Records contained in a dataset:
┄┄┄┄┄┄┄┄┄┄

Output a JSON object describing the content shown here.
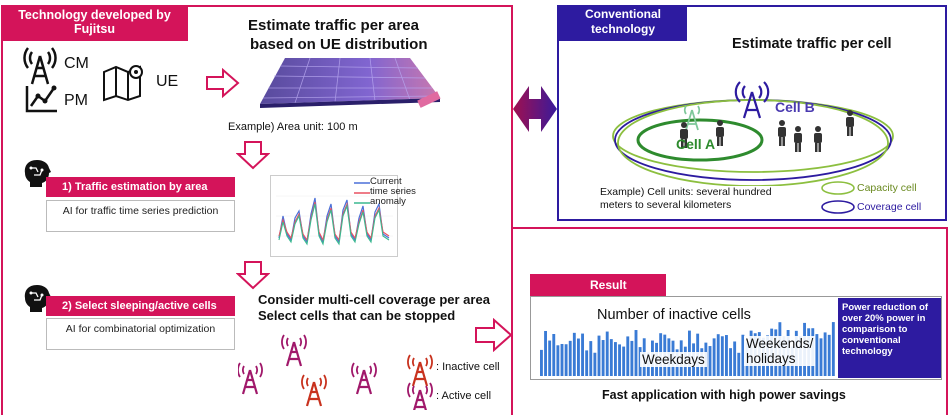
{
  "fujitsu": {
    "tab_label": "Technology developed by Fujitsu",
    "cm_label": "CM",
    "pm_label": "PM",
    "ue_label": "UE",
    "title_line1": "Estimate traffic per area",
    "title_line2": "based on UE distribution",
    "example_area": "Example) Area unit: 100 m",
    "step1": {
      "label": "1) Traffic estimation by area",
      "sub": "AI for traffic time series prediction"
    },
    "legend": {
      "current": "Current",
      "time_series": "time series",
      "anomaly": "anomaly"
    },
    "step2": {
      "label": "2) Select sleeping/active cells",
      "sub": "AI for combinatorial optimization"
    },
    "consider_line1": "Consider multi-cell coverage per area",
    "consider_line2": "Select cells that can be stopped",
    "inactive_cell": ": Inactive cell",
    "active_cell": ": Active cell"
  },
  "conventional": {
    "tab_label": "Conventional technology",
    "title": "Estimate traffic per cell",
    "cell_a": "Cell A",
    "cell_b": "Cell B",
    "example_line1": "Example) Cell units: several hundred",
    "example_line2": "meters to several kilometers",
    "capacity_cell": "Capacity cell",
    "coverage_cell": "Coverage cell"
  },
  "result": {
    "tab_label": "Result",
    "chart_title": "Number of inactive cells",
    "weekdays": "Weekdays",
    "weekends_line1": "Weekends/",
    "weekends_line2": "holidays",
    "power_text": "Power reduction of over 20% power in comparison to conventional technology",
    "fast": "Fast application with high power savings"
  },
  "colors": {
    "accent": "#d4145a",
    "conventional": "#2d1ba0",
    "bars": "#3a7bd5",
    "cell_a": "#2e8b2e",
    "capacity": "#8cbf3f"
  }
}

┄┄┄┄┄┄┄┄┄┄

### [Task directions]
Give the data above again in full and unchanged, skipping the pictures.

### [Response to the exercise]
Output a JSON object describing the content shown here.
{
  "fujitsu": {
    "tab_label": "Technology developed by Fujitsu",
    "cm_label": "CM",
    "pm_label": "PM",
    "ue_label": "UE",
    "title_line1": "Estimate traffic per area",
    "title_line2": "based on UE distribution",
    "example_area": "Example) Area unit: 100 m",
    "step1": {
      "label": "1) Traffic estimation by area",
      "sub": "AI for traffic time series prediction"
    },
    "legend": {
      "current": "Current",
      "time_series": "time series",
      "anomaly": "anomaly"
    },
    "step2": {
      "label": "2) Select sleeping/active cells",
      "sub": "AI for combinatorial optimization"
    },
    "consider_line1": "Consider multi-cell coverage per area",
    "consider_line2": "Select cells that can be stopped",
    "inactive_cell": ": Inactive cell",
    "active_cell": ": Active cell"
  },
  "conventional": {
    "tab_label": "Conventional technology",
    "title": "Estimate traffic per cell",
    "cell_a": "Cell A",
    "cell_b": "Cell B",
    "example_line1": "Example) Cell units: several hundred",
    "example_line2": "meters to several kilometers",
    "capacity_cell": "Capacity cell",
    "coverage_cell": "Coverage cell"
  },
  "result": {
    "tab_label": "Result",
    "chart_title": "Number of inactive cells",
    "weekdays": "Weekdays",
    "weekends_line1": "Weekends/",
    "weekends_line2": "holidays",
    "power_text": "Power reduction of over 20% power in comparison to conventional technology",
    "fast": "Fast application with high power savings"
  },
  "colors": {
    "accent": "#d4145a",
    "conventional": "#2d1ba0",
    "bars": "#3a7bd5",
    "cell_a": "#2e8b2e",
    "capacity": "#8cbf3f"
  }
}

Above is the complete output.